Your task is to output the listing word for word, with pictures excluded.

* START Records to use *

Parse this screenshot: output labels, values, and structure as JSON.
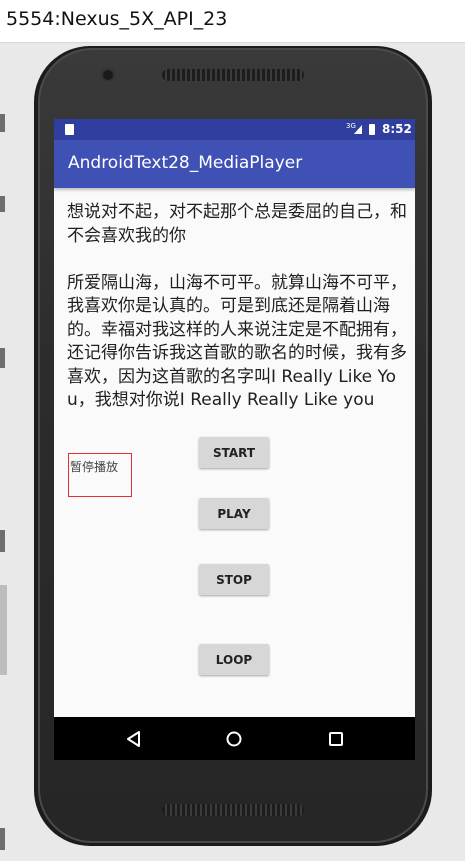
{
  "window": {
    "title": "5554:Nexus_5X_API_23"
  },
  "status_bar": {
    "time": "8:52",
    "network": "3G",
    "color": "#303f9f"
  },
  "app_bar": {
    "title": "AndroidText28_MediaPlayer",
    "color": "#3f51b5"
  },
  "content": {
    "lyrics": "想说对不起，对不起那个总是委屈的自己，和不会喜欢我的你\n\n所爱隔山海，山海不可平。就算山海不可平，我喜欢你是认真的。可是到底还是隔着山海的。幸福对我这样的人来说注定是不配拥有，还记得你告诉我这首歌的歌名的时候，我有多喜欢，因为这首歌的名字叫I Really Like You，我想对你说I Really Really Like you",
    "status_label": "暂停播放"
  },
  "buttons": {
    "start": "START",
    "play": "PLAY",
    "stop": "STOP",
    "loop": "LOOP"
  },
  "nav": {
    "back_icon": "back-triangle-icon",
    "home_icon": "home-circle-icon",
    "recent_icon": "recents-square-icon"
  }
}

* END Records to use *

Complete response:
Parse this screenshot: output labels, values, and structure as JSON.
{
  "window": {
    "title": "5554:Nexus_5X_API_23"
  },
  "status_bar": {
    "time": "8:52",
    "network": "3G",
    "color": "#303f9f"
  },
  "app_bar": {
    "title": "AndroidText28_MediaPlayer",
    "color": "#3f51b5"
  },
  "content": {
    "lyrics": "想说对不起，对不起那个总是委屈的自己，和不会喜欢我的你\n\n所爱隔山海，山海不可平。就算山海不可平，我喜欢你是认真的。可是到底还是隔着山海的。幸福对我这样的人来说注定是不配拥有，还记得你告诉我这首歌的歌名的时候，我有多喜欢，因为这首歌的名字叫I Really Like You，我想对你说I Really Really Like you",
    "status_label": "暂停播放"
  },
  "buttons": {
    "start": "START",
    "play": "PLAY",
    "stop": "STOP",
    "loop": "LOOP"
  },
  "nav": {
    "back_icon": "back-triangle-icon",
    "home_icon": "home-circle-icon",
    "recent_icon": "recents-square-icon"
  }
}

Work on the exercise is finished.